→ **What the task requires**: Return the listing word for word, as given.

── Input records ──

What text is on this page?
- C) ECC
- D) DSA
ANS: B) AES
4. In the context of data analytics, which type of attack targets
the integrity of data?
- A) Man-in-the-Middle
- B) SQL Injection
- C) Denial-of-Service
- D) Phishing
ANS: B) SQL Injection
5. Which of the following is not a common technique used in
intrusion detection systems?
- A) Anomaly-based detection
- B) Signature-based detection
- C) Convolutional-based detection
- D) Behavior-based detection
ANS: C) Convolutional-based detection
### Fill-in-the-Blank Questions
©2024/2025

───

→ **Exercise solution**:
What text is on this page?
- C) ECC
- D) DSA
ANS: B) AES
4. In the context of data analytics, which type of attack targets
the integrity of data?
- A) Man-in-the-Middle
- B) SQL Injection
- C) Denial-of-Service
- D) Phishing
ANS: B) SQL Injection
5. Which of the following is not a common technique used in
intrusion detection systems?
- A) Anomaly-based detection
- B) Signature-based detection
- C) Convolutional-based detection
- D) Behavior-based detection
ANS: C) Convolutional-based detection
### Fill-in-the-Blank Questions
©2024/2025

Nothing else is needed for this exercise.